*Task prompt*: Select the lines below containing the word "InkPicture".
--------------------
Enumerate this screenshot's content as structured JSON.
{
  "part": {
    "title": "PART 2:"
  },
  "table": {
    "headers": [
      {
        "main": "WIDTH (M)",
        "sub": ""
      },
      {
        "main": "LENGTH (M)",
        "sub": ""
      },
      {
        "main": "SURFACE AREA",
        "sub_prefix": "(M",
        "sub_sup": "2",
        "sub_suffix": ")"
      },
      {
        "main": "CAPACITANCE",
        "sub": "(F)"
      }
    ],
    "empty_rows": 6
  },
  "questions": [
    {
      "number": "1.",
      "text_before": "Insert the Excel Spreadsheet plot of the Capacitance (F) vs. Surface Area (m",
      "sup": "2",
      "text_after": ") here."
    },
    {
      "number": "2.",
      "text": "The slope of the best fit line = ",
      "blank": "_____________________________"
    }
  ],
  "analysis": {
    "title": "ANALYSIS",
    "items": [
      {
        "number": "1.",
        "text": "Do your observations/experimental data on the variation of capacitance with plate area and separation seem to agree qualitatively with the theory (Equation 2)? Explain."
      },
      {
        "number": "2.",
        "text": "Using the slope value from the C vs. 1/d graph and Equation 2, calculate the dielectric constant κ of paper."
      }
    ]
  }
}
--------------------
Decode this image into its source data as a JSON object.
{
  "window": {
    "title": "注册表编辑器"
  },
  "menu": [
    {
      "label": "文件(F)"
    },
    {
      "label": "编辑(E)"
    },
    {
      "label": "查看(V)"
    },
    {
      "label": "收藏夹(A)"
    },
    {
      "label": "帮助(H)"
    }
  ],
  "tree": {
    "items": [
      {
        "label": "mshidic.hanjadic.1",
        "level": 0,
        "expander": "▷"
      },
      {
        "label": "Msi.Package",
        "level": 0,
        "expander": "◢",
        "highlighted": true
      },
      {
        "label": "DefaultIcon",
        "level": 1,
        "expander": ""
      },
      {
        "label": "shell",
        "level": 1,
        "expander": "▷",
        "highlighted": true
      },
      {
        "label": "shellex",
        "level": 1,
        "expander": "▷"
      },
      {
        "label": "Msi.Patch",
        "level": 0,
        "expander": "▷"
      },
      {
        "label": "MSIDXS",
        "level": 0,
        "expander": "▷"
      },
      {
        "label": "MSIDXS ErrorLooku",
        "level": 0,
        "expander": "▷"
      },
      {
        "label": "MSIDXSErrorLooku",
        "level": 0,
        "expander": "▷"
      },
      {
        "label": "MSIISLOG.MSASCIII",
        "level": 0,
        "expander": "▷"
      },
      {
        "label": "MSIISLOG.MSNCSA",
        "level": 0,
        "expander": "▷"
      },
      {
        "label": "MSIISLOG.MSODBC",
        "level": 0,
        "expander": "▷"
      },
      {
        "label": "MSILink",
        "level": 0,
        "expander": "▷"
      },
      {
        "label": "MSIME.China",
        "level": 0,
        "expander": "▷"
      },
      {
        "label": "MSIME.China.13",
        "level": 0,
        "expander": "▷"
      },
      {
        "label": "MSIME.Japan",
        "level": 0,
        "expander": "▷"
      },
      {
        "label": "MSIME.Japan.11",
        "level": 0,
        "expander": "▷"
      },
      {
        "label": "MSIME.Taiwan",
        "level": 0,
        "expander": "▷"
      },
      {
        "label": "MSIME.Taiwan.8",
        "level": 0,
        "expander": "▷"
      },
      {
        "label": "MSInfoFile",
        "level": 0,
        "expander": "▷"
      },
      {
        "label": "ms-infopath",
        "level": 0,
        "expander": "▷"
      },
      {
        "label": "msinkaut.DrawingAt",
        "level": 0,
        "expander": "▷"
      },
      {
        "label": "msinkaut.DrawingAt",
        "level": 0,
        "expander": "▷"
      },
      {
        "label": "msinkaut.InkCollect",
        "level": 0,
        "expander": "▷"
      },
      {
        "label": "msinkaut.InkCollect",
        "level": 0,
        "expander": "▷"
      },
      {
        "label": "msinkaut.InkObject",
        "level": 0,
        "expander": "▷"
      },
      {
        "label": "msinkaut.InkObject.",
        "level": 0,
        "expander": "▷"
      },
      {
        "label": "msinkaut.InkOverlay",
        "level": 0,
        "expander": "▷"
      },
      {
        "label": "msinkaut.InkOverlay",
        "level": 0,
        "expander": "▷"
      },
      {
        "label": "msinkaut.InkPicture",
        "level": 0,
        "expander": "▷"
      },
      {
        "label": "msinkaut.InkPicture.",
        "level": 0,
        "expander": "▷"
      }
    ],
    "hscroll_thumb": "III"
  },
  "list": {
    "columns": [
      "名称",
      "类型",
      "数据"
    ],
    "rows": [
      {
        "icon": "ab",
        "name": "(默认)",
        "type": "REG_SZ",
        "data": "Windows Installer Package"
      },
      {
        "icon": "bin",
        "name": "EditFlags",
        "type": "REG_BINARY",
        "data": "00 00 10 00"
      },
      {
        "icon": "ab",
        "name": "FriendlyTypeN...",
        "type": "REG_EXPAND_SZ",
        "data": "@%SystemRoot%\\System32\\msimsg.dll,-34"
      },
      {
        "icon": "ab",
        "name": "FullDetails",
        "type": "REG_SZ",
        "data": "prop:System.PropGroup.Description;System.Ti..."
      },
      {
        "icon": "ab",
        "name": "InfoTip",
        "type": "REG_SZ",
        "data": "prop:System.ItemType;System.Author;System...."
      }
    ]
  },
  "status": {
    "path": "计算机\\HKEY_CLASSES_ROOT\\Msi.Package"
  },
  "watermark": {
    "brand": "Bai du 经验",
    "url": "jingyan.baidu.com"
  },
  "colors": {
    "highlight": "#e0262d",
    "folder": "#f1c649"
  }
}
--------------------
*Exercise result*:
        "label": "msinkaut.InkPicture",
        "label": "msinkaut.InkPicture.",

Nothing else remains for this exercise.